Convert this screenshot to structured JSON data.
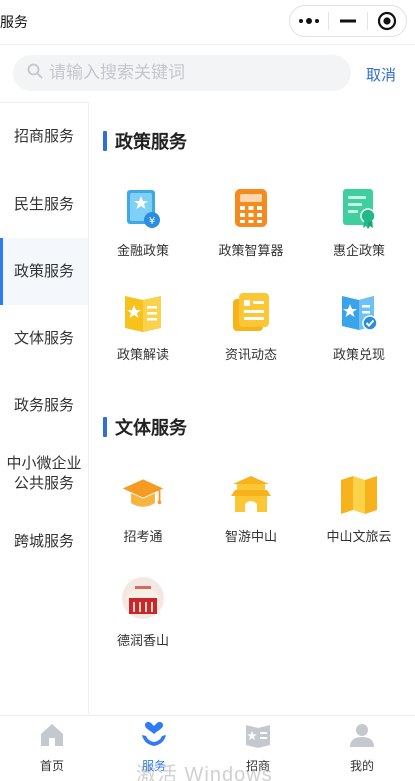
{
  "topbar": {
    "title": "服务",
    "capsule_icons": [
      "more-dots-icon",
      "minimize-icon",
      "target-icon"
    ]
  },
  "search": {
    "placeholder": "请输入搜索关键词",
    "cancel_label": "取消"
  },
  "sidebar": {
    "items": [
      {
        "label": "招商服务"
      },
      {
        "label": "民生服务"
      },
      {
        "label": "政策服务",
        "active": true
      },
      {
        "label": "文体服务"
      },
      {
        "label": "政务服务"
      },
      {
        "label": "中小微企业公共服务"
      },
      {
        "label": "跨城服务"
      }
    ],
    "item_lines": {
      "item5_line1": "中小微企业",
      "item5_line2": "公共服务"
    }
  },
  "sections": [
    {
      "title": "政策服务",
      "tiles": [
        {
          "label": "金融政策",
          "icon": "finance-policy-icon"
        },
        {
          "label": "政策智算器",
          "icon": "calculator-icon"
        },
        {
          "label": "惠企政策",
          "icon": "certificate-icon"
        },
        {
          "label": "政策解读",
          "icon": "book-star-icon"
        },
        {
          "label": "资讯动态",
          "icon": "news-card-icon"
        },
        {
          "label": "政策兑现",
          "icon": "policy-check-icon"
        }
      ]
    },
    {
      "title": "文体服务",
      "tiles": [
        {
          "label": "招考通",
          "icon": "graduation-cap-icon"
        },
        {
          "label": "智游中山",
          "icon": "gate-tower-icon"
        },
        {
          "label": "中山文旅云",
          "icon": "map-fold-icon"
        },
        {
          "label": "德润香山",
          "icon": "deruan-logo-icon"
        }
      ]
    }
  ],
  "tabbar": {
    "items": [
      {
        "label": "首页",
        "icon": "home-icon"
      },
      {
        "label": "服务",
        "icon": "service-heart-icon",
        "active": true
      },
      {
        "label": "招商",
        "icon": "merchant-book-icon"
      },
      {
        "label": "我的",
        "icon": "user-icon"
      }
    ]
  },
  "watermark": "激活 Windows",
  "colors": {
    "accent": "#2f7bf5",
    "section_bar": "#2f6fd6",
    "inactive_icon": "#c5c9cf"
  }
}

### WHAT YOU NEED TO DO
Across the records, how many lines contain "book"? Only the number should be given.

### COMPLETED EXERCISE
2